* [Excerpt]:
>>>>
Global leadership is a relatively new (Osland, Nielsen, Mendenhall, & Bird, 2020) and growing field, born out of the necessity to address leadership needs in a globalized world to be able to lead across cultures (Saltsman & Shelton, 2019, p. 151). Park et al. describe global leadership development as a complex process which takes concerted effort in conjunction with experience in various cultural settings, and time (Park, Jeong, Jang, Yoon, & Lim, 2018) (Saltsman & Shelton, 2019).

In the past, the US military has incorporated some aspects of global leadership into various training modules via “cultural training,” and in some cases creating specific tactical teams, such as Human Terrain Systems (HTS), to facilitate understanding that comes from the development of global leadership. However, these programs failed for three specific reasons. 

First, a lot of resources were poured into large programs aimed at addressing cultural understanding. These programs were mismanaged and failed due to broken leadership and organizational culture, fraud, racial and sexual harassment, and ethical issues, as detailed by Evans (2015). This mismanagement eventually led to the demise of the HTS program. Concomitant with the fall of HTS was the diminishing influence of programs also associated with cultural training and understanding, as described in the book The Rise and Decline of U.S. Military Culture Programs 2004-20 (Fosher & Mackenzie, 2021).

Second, the waning of these programs can also be associated with the way in which culture was taught within their curriculum. The majority focused on operationalizing culture, which is to say that learning another’s culture was taught to gain a military advantage, which leads to low-level understanding, which leads to low level interaction, which leads to short-term mission objectives that fail to understand the greater role that culture plays in the understanding of time, communication, and relationship building. Preliminary data suggests that culture taught in this fashion reinforces one’s ethnocentric views, as opposed to increasing intercultural competence.
<<<<
* [Records for this task]:
>>>>
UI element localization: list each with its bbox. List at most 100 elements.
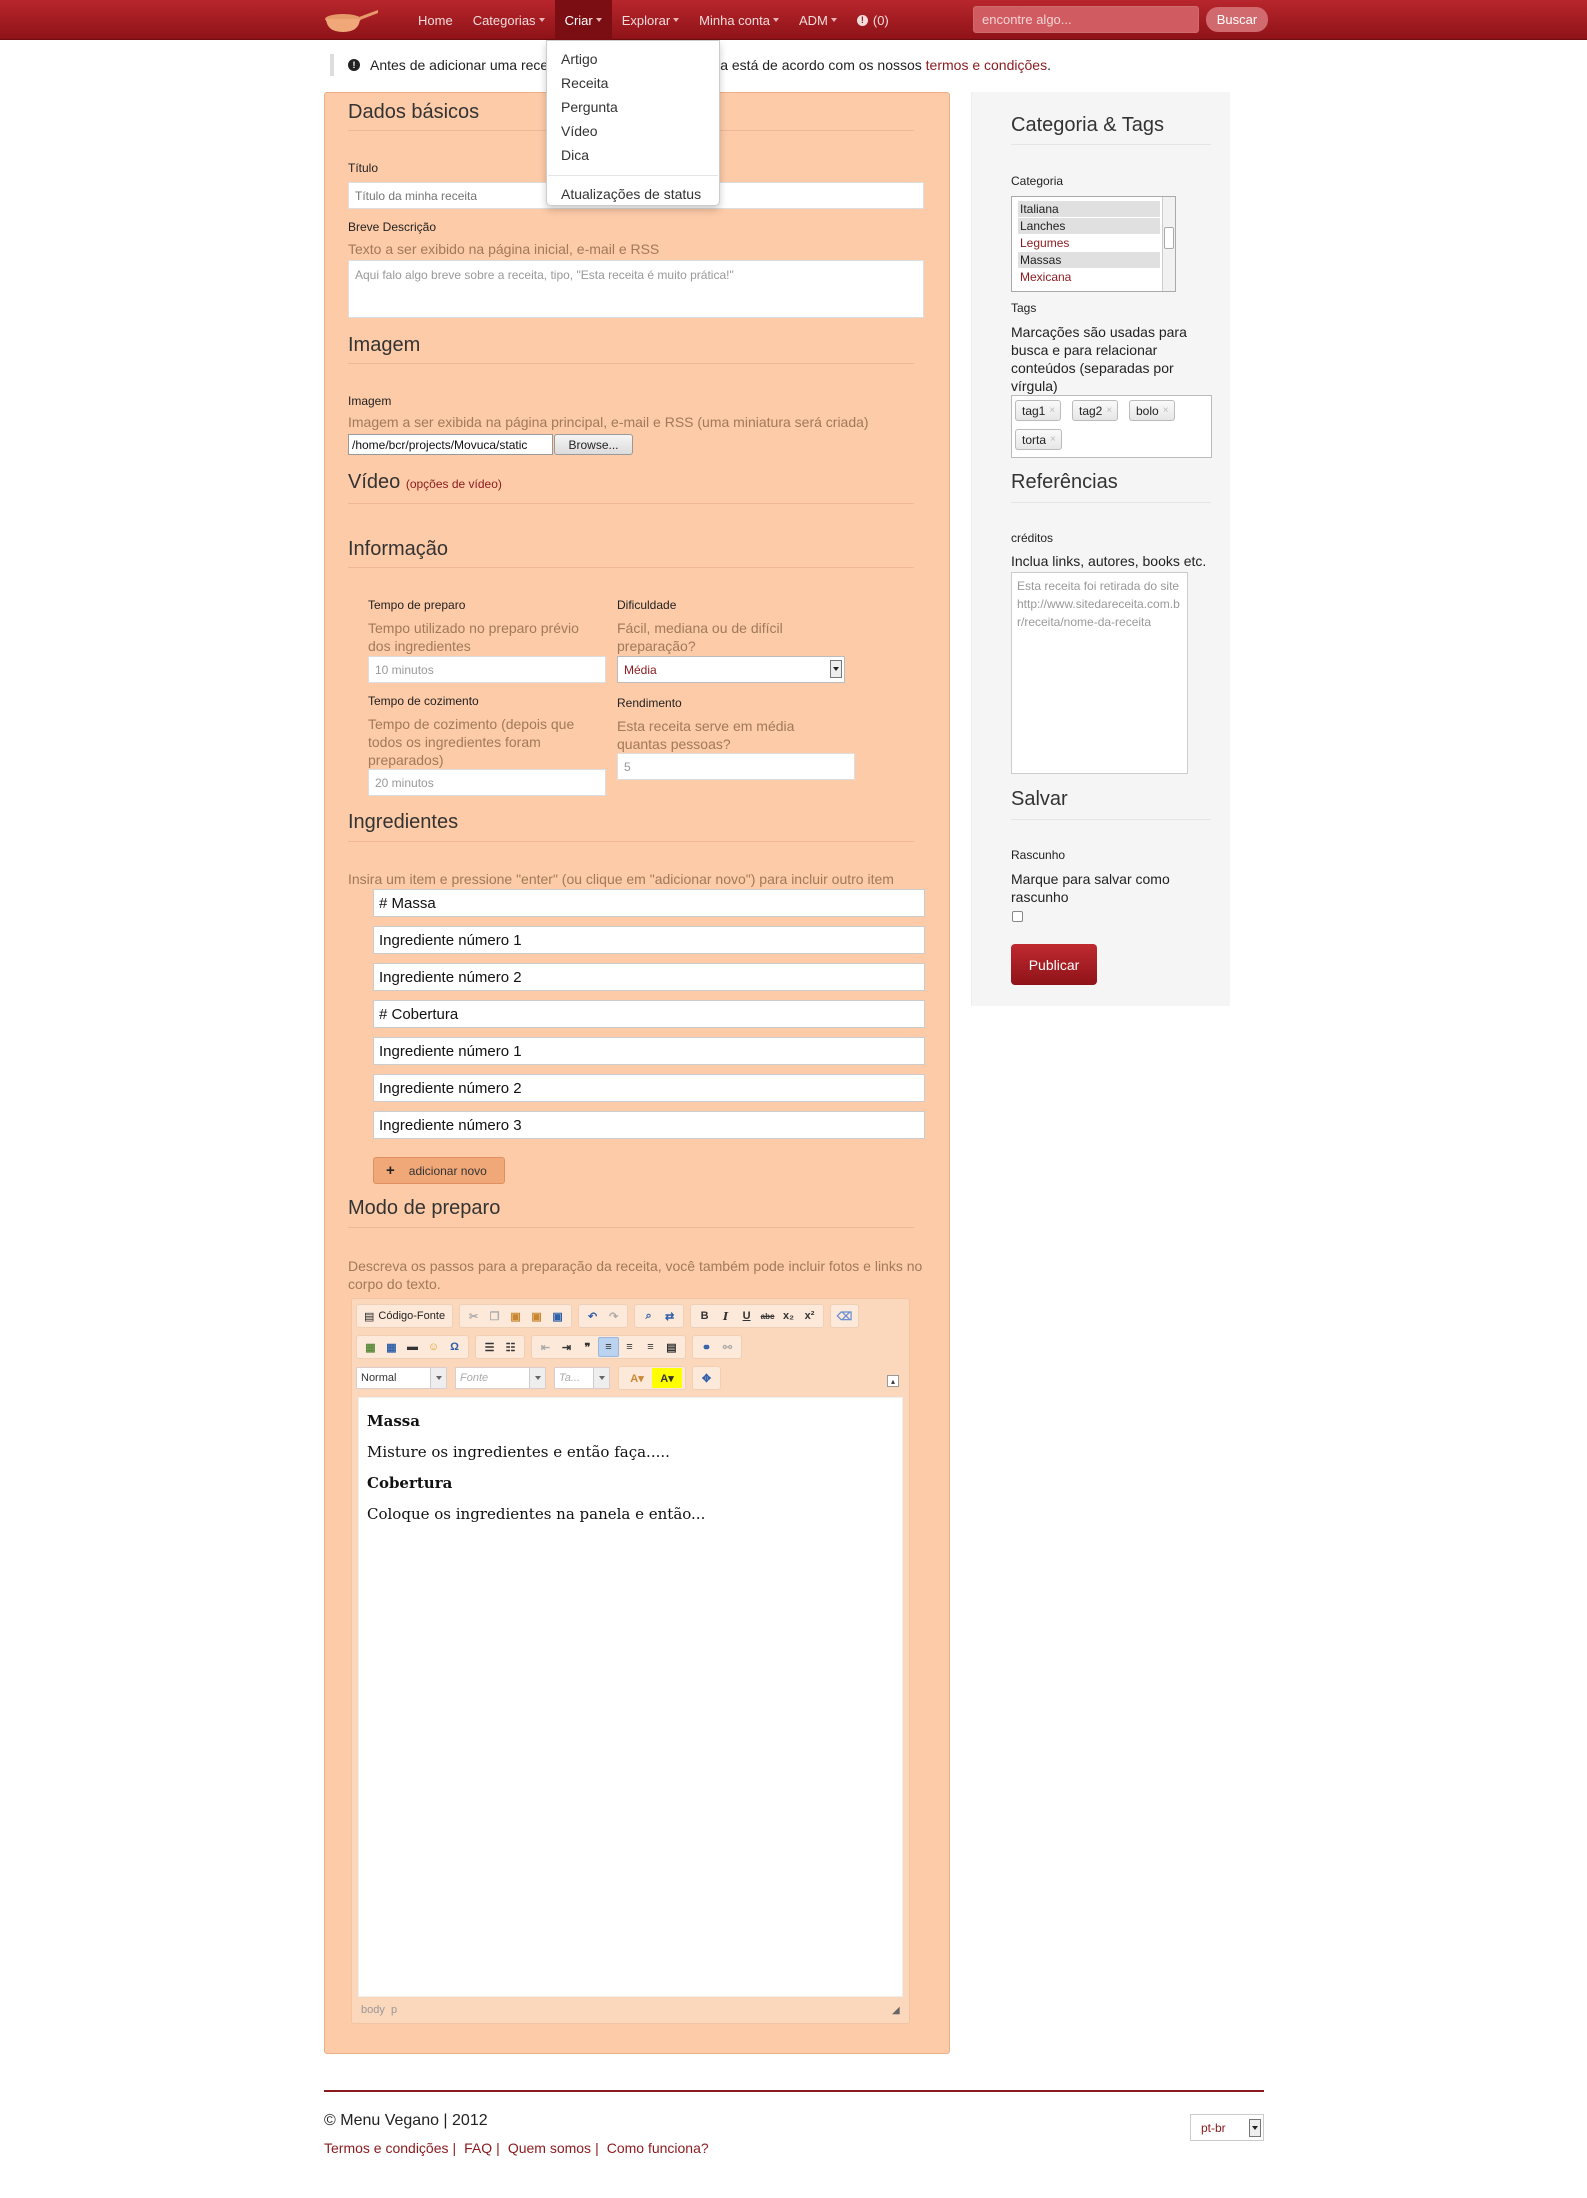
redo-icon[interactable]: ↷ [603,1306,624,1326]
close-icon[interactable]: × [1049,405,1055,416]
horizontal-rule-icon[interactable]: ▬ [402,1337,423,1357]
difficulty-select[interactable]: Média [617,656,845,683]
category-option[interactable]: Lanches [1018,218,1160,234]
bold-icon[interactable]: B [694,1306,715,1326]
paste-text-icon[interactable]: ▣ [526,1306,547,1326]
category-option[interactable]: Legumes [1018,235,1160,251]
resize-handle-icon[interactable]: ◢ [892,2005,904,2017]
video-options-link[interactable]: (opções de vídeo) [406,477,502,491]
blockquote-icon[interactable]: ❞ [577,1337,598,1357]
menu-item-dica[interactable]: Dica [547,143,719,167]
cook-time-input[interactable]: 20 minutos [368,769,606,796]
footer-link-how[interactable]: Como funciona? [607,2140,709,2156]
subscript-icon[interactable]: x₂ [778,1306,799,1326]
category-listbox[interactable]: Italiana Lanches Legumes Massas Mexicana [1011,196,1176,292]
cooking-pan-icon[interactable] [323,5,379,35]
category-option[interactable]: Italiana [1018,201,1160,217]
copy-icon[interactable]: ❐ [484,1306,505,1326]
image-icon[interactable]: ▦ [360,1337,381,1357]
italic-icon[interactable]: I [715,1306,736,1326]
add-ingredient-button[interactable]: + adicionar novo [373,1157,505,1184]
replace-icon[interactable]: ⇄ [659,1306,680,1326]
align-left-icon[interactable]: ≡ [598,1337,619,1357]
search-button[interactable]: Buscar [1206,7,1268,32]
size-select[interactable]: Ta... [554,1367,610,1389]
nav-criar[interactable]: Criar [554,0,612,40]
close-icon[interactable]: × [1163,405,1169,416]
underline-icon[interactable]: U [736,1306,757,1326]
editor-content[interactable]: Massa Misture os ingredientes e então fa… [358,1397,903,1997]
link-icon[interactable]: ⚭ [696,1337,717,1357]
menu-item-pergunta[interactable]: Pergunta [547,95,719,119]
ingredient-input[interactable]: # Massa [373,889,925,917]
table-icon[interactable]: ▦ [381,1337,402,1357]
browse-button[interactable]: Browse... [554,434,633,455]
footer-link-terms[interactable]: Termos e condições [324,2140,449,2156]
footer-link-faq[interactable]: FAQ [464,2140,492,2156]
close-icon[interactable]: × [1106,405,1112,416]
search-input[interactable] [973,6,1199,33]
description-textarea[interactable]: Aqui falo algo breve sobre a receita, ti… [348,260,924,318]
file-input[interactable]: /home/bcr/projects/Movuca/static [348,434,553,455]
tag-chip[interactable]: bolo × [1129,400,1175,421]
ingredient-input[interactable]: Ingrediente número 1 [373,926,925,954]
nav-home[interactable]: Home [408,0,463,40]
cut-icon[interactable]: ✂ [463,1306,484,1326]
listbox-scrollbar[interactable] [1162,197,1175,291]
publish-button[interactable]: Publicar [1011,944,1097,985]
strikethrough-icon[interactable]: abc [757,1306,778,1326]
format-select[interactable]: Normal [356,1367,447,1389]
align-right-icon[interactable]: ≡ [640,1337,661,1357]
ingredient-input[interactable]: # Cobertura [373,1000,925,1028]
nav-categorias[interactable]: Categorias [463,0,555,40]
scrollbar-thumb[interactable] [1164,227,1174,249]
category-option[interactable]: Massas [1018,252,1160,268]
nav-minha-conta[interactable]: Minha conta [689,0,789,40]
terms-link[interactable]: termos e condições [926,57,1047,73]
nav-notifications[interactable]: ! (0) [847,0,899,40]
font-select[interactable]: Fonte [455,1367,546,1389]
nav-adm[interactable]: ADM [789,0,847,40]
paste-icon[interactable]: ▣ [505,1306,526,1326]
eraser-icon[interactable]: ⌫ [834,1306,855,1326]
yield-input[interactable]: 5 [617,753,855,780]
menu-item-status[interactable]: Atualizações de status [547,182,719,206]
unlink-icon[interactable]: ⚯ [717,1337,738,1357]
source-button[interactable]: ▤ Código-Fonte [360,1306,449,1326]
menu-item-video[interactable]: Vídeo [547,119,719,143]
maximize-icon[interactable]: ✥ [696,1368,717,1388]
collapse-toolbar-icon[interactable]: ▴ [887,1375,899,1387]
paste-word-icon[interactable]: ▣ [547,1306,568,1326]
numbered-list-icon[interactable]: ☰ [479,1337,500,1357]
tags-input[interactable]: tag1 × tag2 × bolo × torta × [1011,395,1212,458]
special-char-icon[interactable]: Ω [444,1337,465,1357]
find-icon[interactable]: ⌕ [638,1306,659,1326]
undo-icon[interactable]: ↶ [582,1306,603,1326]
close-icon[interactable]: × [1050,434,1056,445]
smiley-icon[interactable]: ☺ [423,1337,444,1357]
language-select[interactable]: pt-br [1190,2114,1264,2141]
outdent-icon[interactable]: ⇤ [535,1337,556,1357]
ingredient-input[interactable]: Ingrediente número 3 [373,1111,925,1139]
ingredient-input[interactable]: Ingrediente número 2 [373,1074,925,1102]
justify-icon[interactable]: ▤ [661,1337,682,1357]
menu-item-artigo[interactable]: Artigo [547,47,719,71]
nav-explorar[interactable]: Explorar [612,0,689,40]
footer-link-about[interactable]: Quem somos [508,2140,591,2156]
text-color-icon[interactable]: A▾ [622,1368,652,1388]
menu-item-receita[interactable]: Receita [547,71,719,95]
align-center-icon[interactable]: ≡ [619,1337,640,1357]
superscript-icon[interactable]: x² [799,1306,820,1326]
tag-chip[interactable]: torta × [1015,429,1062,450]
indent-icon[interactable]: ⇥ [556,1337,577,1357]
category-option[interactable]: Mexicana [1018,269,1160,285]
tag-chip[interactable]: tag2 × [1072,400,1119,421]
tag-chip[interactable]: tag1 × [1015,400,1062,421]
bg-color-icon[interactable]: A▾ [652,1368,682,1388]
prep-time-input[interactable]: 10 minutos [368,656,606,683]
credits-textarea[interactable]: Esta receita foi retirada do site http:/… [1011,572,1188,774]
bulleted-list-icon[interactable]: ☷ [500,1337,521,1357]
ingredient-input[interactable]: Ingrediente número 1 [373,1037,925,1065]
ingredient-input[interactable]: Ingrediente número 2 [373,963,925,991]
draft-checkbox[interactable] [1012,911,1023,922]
<<<<
* [Work instructions]:
**1)** Using the excerpt on global leadership and military culture programs, decide whether each statement agrees with it. Answer yes or no for each, and quote the deciding words. (a) Mismanagement brought about the end of the HTS program. (b) Most of the programs taught culture to build intercultural competence. (c) Park et al. call global leadership development a simple process.
**2)** From the rows, copy the lines that begin with the row containing "redo-icon[interactable]: ↷ [603,1306,624,1326]" and continue through the row containing "footer-link-how[interactable]: Como funciona?".

* [Completed exercise]:
**1)**
(a) Yes: "This mismanagement eventually led to the demise of the HTS program."
(b) No: "The majority focused on operationalizing culture, which is to say that learning another’s culture was taught to gain a military advantage"
(c) No: "a complex process which takes concerted effort in conjunction with experience in various cultural settings, and time"

**2)**
redo-icon[interactable]: ↷ [603,1306,624,1326]
close-icon[interactable]: × [1049,405,1055,416]
horizontal-rule-icon[interactable]: ▬ [402,1337,423,1357]
difficulty-select[interactable]: Média [617,656,845,683]
category-option[interactable]: Lanches [1018,218,1160,234]
bold-icon[interactable]: B [694,1306,715,1326]
paste-text-icon[interactable]: ▣ [526,1306,547,1326]
category-option[interactable]: Legumes [1018,235,1160,251]
resize-handle-icon[interactable]: ◢ [892,2005,904,2017]
video-options-link[interactable]: (opções de vídeo) [406,477,502,491]
blockquote-icon[interactable]: ❞ [577,1337,598,1357]
menu-item-dica[interactable]: Dica [547,143,719,167]
cook-time-input[interactable]: 20 minutos [368,769,606,796]
footer-link-how[interactable]: Como funciona? [607,2140,709,2156]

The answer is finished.